TASK TO COMPLETE
Return all lines with the word "infrastructure" in them.

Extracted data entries
Begin

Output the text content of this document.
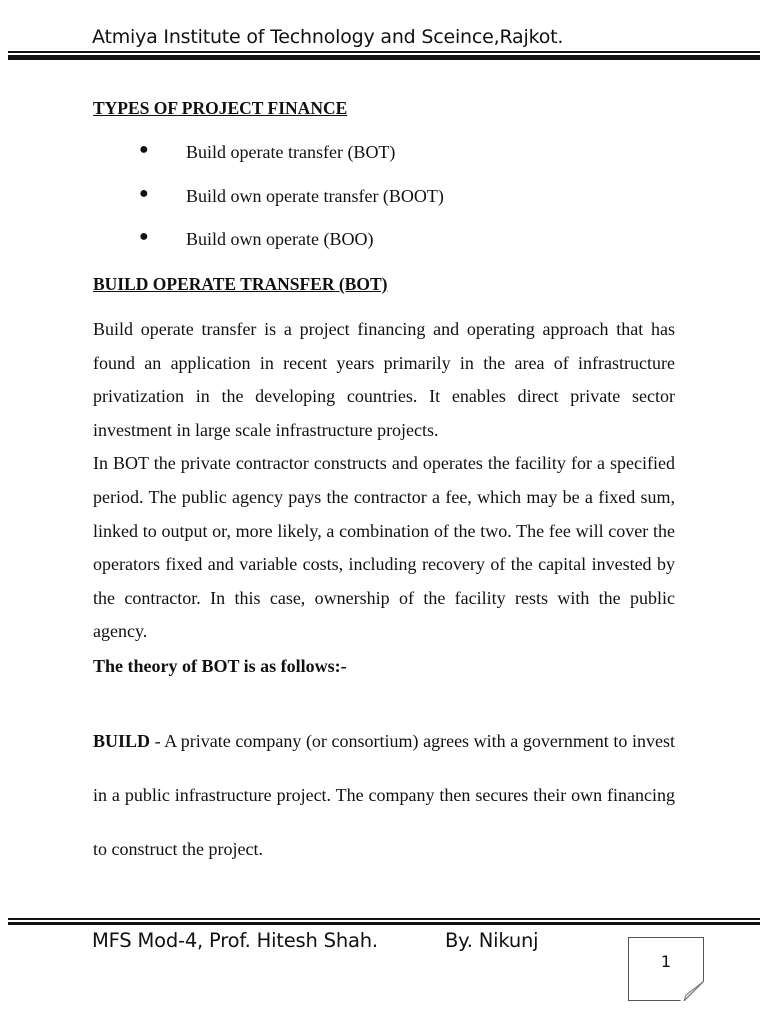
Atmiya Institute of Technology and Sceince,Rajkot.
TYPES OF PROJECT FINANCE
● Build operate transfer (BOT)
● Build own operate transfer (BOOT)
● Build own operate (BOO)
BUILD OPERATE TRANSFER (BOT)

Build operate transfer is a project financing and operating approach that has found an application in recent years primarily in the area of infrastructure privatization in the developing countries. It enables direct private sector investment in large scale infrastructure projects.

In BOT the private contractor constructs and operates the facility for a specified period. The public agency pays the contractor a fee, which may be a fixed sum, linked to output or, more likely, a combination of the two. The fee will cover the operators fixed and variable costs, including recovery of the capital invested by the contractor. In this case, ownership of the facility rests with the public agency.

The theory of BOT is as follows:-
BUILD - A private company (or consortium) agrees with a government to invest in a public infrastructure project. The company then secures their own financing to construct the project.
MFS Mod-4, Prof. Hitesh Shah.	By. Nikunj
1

End
Begin

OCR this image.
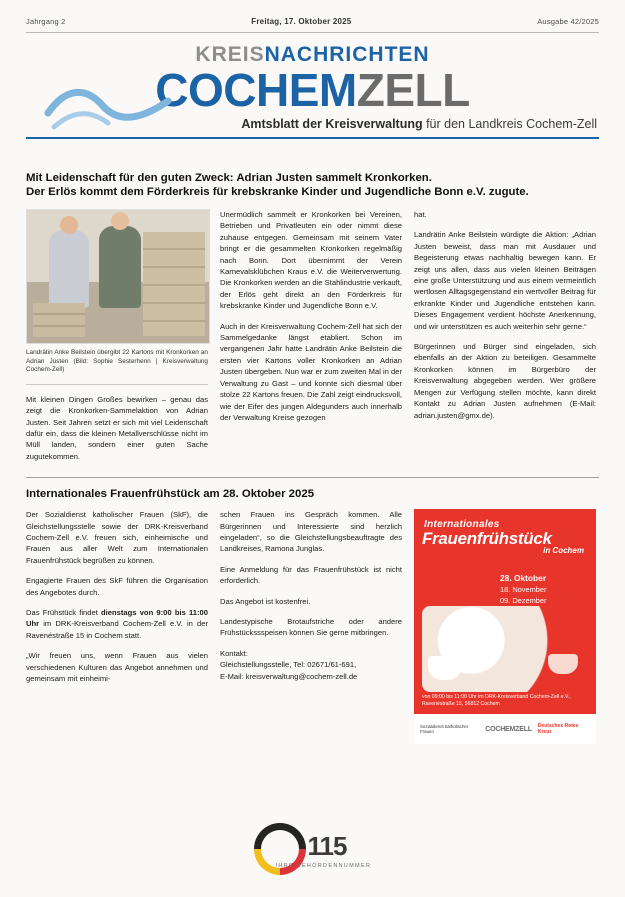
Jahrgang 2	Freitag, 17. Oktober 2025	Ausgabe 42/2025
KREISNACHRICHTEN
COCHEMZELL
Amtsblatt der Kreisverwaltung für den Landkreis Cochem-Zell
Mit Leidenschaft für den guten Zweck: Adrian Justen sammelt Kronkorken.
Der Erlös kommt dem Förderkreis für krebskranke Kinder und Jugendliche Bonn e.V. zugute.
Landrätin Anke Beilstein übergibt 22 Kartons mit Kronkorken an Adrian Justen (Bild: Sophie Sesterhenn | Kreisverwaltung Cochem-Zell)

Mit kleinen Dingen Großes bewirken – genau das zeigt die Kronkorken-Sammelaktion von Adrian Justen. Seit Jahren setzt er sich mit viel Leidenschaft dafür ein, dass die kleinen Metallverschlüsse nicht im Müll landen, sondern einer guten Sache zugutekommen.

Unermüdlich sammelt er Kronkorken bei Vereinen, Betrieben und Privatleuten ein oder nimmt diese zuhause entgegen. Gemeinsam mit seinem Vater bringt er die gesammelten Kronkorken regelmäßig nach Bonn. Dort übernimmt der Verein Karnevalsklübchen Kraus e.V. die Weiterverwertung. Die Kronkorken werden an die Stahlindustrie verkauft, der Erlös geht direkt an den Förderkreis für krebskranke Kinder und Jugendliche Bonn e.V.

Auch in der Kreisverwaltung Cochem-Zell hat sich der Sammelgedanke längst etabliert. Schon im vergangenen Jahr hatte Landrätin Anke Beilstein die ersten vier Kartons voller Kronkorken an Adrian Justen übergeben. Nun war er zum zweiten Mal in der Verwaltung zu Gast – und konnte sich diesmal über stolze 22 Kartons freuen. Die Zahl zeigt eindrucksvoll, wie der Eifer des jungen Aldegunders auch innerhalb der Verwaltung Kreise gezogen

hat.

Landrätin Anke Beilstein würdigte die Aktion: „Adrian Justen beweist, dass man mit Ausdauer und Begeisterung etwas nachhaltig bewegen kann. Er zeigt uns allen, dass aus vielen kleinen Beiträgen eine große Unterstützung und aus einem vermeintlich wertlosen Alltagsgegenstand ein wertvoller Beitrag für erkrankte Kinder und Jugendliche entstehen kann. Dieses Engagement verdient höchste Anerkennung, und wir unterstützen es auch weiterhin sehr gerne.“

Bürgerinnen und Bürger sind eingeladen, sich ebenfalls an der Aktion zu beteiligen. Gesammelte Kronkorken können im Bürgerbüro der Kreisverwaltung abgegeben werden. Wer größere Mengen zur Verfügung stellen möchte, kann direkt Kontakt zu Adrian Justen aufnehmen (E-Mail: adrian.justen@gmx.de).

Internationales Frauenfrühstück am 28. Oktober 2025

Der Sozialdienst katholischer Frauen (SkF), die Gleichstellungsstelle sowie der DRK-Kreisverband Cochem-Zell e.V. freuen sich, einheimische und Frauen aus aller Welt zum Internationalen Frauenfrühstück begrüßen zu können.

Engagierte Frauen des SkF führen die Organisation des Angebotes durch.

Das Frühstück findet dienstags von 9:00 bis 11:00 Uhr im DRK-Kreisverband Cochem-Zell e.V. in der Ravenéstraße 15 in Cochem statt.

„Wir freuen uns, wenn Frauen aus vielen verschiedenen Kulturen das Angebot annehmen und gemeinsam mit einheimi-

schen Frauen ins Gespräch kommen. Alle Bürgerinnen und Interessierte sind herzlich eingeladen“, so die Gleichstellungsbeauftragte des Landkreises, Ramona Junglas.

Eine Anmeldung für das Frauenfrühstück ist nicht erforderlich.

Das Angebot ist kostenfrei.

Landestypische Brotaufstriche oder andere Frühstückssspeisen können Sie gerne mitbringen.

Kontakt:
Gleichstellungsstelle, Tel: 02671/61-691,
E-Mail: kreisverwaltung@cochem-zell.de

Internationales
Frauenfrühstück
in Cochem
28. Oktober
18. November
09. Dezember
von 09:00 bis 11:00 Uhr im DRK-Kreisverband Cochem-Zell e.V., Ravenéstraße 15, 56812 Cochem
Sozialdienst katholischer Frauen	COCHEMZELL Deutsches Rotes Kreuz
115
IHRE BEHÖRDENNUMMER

End
Begin

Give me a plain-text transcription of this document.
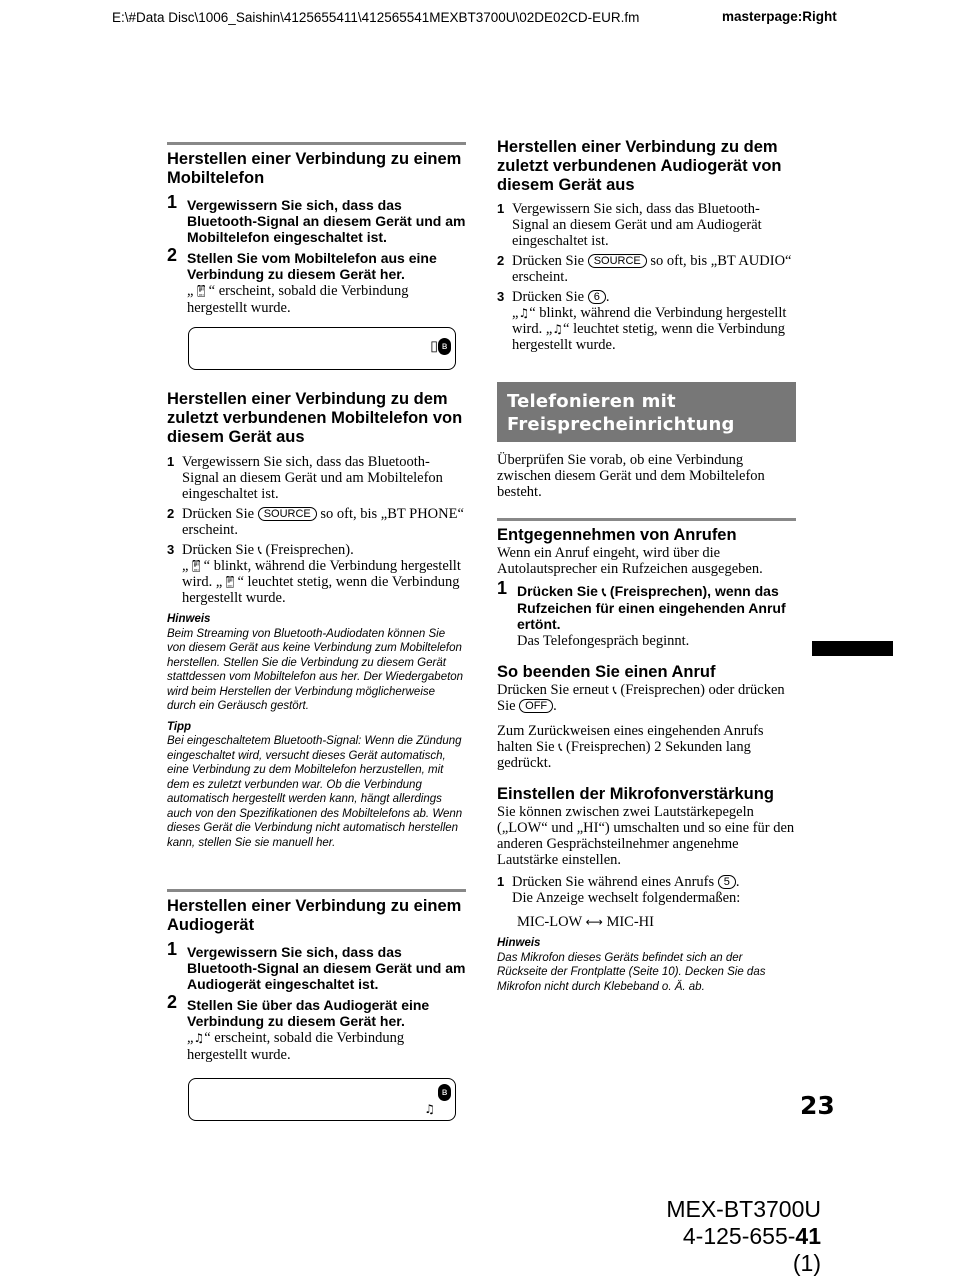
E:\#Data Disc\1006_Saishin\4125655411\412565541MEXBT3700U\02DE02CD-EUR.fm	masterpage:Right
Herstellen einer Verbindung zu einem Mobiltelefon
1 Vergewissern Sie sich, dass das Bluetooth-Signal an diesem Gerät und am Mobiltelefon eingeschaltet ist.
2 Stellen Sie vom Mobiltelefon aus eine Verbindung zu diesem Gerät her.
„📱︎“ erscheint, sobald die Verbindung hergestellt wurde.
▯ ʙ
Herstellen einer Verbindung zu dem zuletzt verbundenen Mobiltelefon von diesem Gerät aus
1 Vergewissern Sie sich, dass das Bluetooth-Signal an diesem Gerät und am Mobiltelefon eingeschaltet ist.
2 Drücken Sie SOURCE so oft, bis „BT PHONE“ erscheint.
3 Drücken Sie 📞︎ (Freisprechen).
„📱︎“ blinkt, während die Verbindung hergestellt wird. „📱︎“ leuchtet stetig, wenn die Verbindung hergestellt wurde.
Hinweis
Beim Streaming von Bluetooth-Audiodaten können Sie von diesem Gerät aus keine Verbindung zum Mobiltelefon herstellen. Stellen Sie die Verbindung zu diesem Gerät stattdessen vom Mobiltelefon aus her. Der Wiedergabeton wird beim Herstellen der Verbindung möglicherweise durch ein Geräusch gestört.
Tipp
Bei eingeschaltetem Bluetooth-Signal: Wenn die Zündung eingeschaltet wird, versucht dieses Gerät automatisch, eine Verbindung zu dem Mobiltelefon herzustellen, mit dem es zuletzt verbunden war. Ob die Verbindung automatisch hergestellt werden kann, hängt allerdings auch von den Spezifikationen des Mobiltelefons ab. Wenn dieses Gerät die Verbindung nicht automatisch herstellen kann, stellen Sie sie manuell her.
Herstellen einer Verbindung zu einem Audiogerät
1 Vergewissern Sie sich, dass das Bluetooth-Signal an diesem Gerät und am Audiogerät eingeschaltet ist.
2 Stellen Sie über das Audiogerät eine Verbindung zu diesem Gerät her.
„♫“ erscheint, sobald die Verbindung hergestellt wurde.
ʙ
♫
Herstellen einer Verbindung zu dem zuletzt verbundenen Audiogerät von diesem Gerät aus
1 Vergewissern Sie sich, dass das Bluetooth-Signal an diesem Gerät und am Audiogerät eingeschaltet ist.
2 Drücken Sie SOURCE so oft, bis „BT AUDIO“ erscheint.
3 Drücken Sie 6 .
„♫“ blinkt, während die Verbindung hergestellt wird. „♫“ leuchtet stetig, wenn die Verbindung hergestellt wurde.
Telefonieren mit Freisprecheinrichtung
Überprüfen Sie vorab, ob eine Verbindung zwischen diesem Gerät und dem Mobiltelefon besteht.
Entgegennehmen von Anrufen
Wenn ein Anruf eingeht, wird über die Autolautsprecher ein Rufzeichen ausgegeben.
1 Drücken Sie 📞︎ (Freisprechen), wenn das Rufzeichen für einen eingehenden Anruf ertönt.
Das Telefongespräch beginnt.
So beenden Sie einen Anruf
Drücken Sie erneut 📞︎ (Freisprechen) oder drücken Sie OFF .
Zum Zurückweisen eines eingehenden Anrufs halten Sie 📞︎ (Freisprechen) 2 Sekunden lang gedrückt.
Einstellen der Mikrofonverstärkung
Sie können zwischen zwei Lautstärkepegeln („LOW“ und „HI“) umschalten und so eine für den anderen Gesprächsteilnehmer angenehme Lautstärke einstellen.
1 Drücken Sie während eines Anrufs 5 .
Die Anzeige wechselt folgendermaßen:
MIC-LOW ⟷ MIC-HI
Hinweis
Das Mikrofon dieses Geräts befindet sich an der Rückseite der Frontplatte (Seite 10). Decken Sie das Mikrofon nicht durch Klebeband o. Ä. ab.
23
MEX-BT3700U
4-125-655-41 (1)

End

PROBLEM SOLUTION
Build operate transfer is a project financing and operating approach that has found an application in recent years primarily in the area of infrastructure privatization in the developing countries. It enables direct private sector investment in large scale infrastructure projects.
BUILD - A private company (or consortium) agrees with a government to invest in a public infrastructure project. The company then secures their own financing to construct the project.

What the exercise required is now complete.